> **Written problem**:
Transcribe every line, keeping it exact.

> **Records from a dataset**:
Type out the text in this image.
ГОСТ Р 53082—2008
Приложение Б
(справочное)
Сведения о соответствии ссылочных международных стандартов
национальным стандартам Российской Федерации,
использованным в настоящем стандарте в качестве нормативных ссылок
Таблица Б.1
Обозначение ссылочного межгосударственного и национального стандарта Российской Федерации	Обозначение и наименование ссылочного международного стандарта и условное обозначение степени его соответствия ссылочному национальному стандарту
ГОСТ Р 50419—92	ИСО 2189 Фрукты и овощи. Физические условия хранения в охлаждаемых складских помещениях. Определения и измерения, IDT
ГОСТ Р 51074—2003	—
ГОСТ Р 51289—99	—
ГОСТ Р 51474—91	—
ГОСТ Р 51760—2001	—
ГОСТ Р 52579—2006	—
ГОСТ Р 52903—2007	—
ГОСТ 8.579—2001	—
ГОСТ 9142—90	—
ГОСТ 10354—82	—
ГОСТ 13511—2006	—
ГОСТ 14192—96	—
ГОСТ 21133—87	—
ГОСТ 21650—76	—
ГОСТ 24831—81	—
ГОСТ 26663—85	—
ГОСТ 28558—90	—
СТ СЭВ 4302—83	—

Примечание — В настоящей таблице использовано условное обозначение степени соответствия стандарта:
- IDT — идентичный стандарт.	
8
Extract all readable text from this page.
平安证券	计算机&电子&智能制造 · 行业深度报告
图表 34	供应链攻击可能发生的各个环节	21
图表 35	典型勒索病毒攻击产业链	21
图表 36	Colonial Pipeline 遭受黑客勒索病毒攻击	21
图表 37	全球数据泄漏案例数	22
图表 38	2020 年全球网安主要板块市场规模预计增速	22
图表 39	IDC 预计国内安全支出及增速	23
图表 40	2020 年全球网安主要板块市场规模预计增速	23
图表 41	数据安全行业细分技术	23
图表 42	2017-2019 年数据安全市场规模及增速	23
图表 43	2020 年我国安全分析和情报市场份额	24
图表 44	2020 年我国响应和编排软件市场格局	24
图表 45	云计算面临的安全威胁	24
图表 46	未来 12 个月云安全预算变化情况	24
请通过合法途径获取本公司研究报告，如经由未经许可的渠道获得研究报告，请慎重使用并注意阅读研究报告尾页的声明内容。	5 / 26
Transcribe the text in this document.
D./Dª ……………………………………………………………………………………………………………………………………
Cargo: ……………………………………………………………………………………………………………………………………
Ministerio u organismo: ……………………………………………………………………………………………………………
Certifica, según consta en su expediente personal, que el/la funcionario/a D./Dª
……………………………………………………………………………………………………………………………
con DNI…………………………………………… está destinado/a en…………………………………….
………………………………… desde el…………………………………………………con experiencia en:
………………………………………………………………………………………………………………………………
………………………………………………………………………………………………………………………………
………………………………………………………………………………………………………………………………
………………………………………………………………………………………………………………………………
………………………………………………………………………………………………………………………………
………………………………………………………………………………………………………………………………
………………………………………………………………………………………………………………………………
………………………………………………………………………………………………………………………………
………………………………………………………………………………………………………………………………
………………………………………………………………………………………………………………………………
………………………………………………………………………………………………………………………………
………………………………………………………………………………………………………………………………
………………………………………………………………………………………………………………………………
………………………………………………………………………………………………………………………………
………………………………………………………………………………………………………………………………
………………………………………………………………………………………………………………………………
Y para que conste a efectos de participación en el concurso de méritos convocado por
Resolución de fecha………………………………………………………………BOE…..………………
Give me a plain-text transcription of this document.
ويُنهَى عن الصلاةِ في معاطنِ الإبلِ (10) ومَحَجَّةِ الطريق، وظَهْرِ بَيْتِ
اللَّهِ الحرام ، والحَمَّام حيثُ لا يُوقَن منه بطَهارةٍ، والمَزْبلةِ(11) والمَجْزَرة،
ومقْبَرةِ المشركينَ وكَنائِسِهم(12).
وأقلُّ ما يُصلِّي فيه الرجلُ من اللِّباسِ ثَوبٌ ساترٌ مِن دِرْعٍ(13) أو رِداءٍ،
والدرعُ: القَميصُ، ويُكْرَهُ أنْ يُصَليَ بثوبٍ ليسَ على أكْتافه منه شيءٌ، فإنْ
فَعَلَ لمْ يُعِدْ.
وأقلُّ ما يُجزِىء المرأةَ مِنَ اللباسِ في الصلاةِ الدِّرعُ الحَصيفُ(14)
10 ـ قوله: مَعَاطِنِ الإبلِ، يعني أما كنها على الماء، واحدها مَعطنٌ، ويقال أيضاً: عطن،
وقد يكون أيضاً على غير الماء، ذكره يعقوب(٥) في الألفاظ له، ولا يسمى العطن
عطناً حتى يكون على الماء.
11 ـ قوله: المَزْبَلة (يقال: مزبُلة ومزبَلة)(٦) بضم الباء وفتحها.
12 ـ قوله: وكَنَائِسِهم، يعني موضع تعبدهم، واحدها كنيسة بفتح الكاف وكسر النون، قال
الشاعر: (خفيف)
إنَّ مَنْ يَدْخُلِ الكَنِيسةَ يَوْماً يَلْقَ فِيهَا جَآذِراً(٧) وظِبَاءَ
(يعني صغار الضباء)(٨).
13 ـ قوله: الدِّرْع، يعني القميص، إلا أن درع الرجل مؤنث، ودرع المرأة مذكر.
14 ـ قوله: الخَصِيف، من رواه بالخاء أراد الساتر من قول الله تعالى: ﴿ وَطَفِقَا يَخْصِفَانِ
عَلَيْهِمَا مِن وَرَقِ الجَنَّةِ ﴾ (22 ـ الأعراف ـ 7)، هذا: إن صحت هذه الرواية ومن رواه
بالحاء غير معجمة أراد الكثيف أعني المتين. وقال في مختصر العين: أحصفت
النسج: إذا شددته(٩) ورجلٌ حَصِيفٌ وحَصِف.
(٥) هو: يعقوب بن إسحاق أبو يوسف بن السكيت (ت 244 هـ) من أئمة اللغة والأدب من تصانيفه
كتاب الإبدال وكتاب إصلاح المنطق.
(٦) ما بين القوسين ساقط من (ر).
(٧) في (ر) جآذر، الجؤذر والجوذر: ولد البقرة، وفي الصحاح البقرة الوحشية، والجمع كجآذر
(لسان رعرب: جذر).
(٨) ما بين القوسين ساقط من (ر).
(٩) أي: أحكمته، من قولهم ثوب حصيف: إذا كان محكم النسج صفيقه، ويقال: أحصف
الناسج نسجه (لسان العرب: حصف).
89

> **Solution**:
Type out the text in this image.
ГОСТ Р 53082—2008
Приложение Б
(справочное)
Сведения о соответствии ссылочных международных стандартов
национальным стандартам Российской Федерации,
использованным в настоящем стандарте в качестве нормативных ссылок
Таблица Б.1
Обозначение ссылочного межгосударственного и национального стандарта Российской Федерации	Обозначение и наименование ссылочного международного стандарта и условное обозначение степени его соответствия ссылочному национальному стандарту
ГОСТ Р 50419—92	ИСО 2189 Фрукты и овощи. Физические условия хранения в охлаждаемых складских помещениях. Определения и измерения, IDT
ГОСТ Р 51074—2003	—
ГОСТ Р 51289—99	—
ГОСТ Р 51474—91	—
ГОСТ Р 51760—2001	—
ГОСТ Р 52579—2006	—
ГОСТ Р 52903—2007	—
ГОСТ 8.579—2001	—
ГОСТ 9142—90	—
ГОСТ 10354—82	—
ГОСТ 13511—2006	—
ГОСТ 14192—96	—
ГОСТ 21133—87	—
ГОСТ 21650—76	—
ГОСТ 24831—81	—
ГОСТ 26663—85	—
ГОСТ 28558—90	—
СТ СЭВ 4302—83	—

Примечание — В настоящей таблице использовано условное обозначение степени соответствия стандарта:
- IDT — идентичный стандарт.	
8
Extract all readable text from this page.
平安证券	计算机&电子&智能制造 · 行业深度报告
图表 34	供应链攻击可能发生的各个环节	21
图表 35	典型勒索病毒攻击产业链	21
图表 36	Colonial Pipeline 遭受黑客勒索病毒攻击	21
图表 37	全球数据泄漏案例数	22
图表 38	2020 年全球网安主要板块市场规模预计增速	22
图表 39	IDC 预计国内安全支出及增速	23
图表 40	2020 年全球网安主要板块市场规模预计增速	23
图表 41	数据安全行业细分技术	23
图表 42	2017-2019 年数据安全市场规模及增速	23
图表 43	2020 年我国安全分析和情报市场份额	24
图表 44	2020 年我国响应和编排软件市场格局	24
图表 45	云计算面临的安全威胁	24
图表 46	未来 12 个月云安全预算变化情况	24
请通过合法途径获取本公司研究报告，如经由未经许可的渠道获得研究报告，请慎重使用并注意阅读研究报告尾页的声明内容。	5 / 26
Transcribe the text in this document.
D./Dª ……………………………………………………………………………………………………………………………………
Cargo: ……………………………………………………………………………………………………………………………………
Ministerio u organismo: ……………………………………………………………………………………………………………
Certifica, según consta en su expediente personal, que el/la funcionario/a D./Dª
……………………………………………………………………………………………………………………………
con DNI…………………………………………… está destinado/a en…………………………………….
………………………………… desde el…………………………………………………con experiencia en:
………………………………………………………………………………………………………………………………
………………………………………………………………………………………………………………………………
………………………………………………………………………………………………………………………………
………………………………………………………………………………………………………………………………
………………………………………………………………………………………………………………………………
………………………………………………………………………………………………………………………………
………………………………………………………………………………………………………………………………
………………………………………………………………………………………………………………………………
………………………………………………………………………………………………………………………………
………………………………………………………………………………………………………………………………
………………………………………………………………………………………………………………………………
………………………………………………………………………………………………………………………………
………………………………………………………………………………………………………………………………
………………………………………………………………………………………………………………………………
………………………………………………………………………………………………………………………………
………………………………………………………………………………………………………………………………
Y para que conste a efectos de participación en el concurso de méritos convocado por
Resolución de fecha………………………………………………………………BOE…..………………
Give me a plain-text transcription of this document.
ويُنهَى عن الصلاةِ في معاطنِ الإبلِ (10) ومَحَجَّةِ الطريق، وظَهْرِ بَيْتِ
اللَّهِ الحرام ، والحَمَّام حيثُ لا يُوقَن منه بطَهارةٍ، والمَزْبلةِ(11) والمَجْزَرة،
ومقْبَرةِ المشركينَ وكَنائِسِهم(12).
وأقلُّ ما يُصلِّي فيه الرجلُ من اللِّباسِ ثَوبٌ ساترٌ مِن دِرْعٍ(13) أو رِداءٍ،
والدرعُ: القَميصُ، ويُكْرَهُ أنْ يُصَليَ بثوبٍ ليسَ على أكْتافه منه شيءٌ، فإنْ
فَعَلَ لمْ يُعِدْ.
وأقلُّ ما يُجزِىء المرأةَ مِنَ اللباسِ في الصلاةِ الدِّرعُ الحَصيفُ(14)
10 ـ قوله: مَعَاطِنِ الإبلِ، يعني أما كنها على الماء، واحدها مَعطنٌ، ويقال أيضاً: عطن،
وقد يكون أيضاً على غير الماء، ذكره يعقوب(٥) في الألفاظ له، ولا يسمى العطن
عطناً حتى يكون على الماء.
11 ـ قوله: المَزْبَلة (يقال: مزبُلة ومزبَلة)(٦) بضم الباء وفتحها.
12 ـ قوله: وكَنَائِسِهم، يعني موضع تعبدهم، واحدها كنيسة بفتح الكاف وكسر النون، قال
الشاعر: (خفيف)
إنَّ مَنْ يَدْخُلِ الكَنِيسةَ يَوْماً يَلْقَ فِيهَا جَآذِراً(٧) وظِبَاءَ
(يعني صغار الضباء)(٨).
13 ـ قوله: الدِّرْع، يعني القميص، إلا أن درع الرجل مؤنث، ودرع المرأة مذكر.
14 ـ قوله: الخَصِيف، من رواه بالخاء أراد الساتر من قول الله تعالى: ﴿ وَطَفِقَا يَخْصِفَانِ
عَلَيْهِمَا مِن وَرَقِ الجَنَّةِ ﴾ (22 ـ الأعراف ـ 7)، هذا: إن صحت هذه الرواية ومن رواه
بالحاء غير معجمة أراد الكثيف أعني المتين. وقال في مختصر العين: أحصفت
النسج: إذا شددته(٩) ورجلٌ حَصِيفٌ وحَصِف.
(٥) هو: يعقوب بن إسحاق أبو يوسف بن السكيت (ت 244 هـ) من أئمة اللغة والأدب من تصانيفه
كتاب الإبدال وكتاب إصلاح المنطق.
(٦) ما بين القوسين ساقط من (ر).
(٧) في (ر) جآذر، الجؤذر والجوذر: ولد البقرة، وفي الصحاح البقرة الوحشية، والجمع كجآذر
(لسان رعرب: جذر).
(٨) ما بين القوسين ساقط من (ر).
(٩) أي: أحكمته، من قولهم ثوب حصيف: إذا كان محكم النسج صفيقه، ويقال: أحصف
الناسج نسجه (لسان العرب: حصف).
89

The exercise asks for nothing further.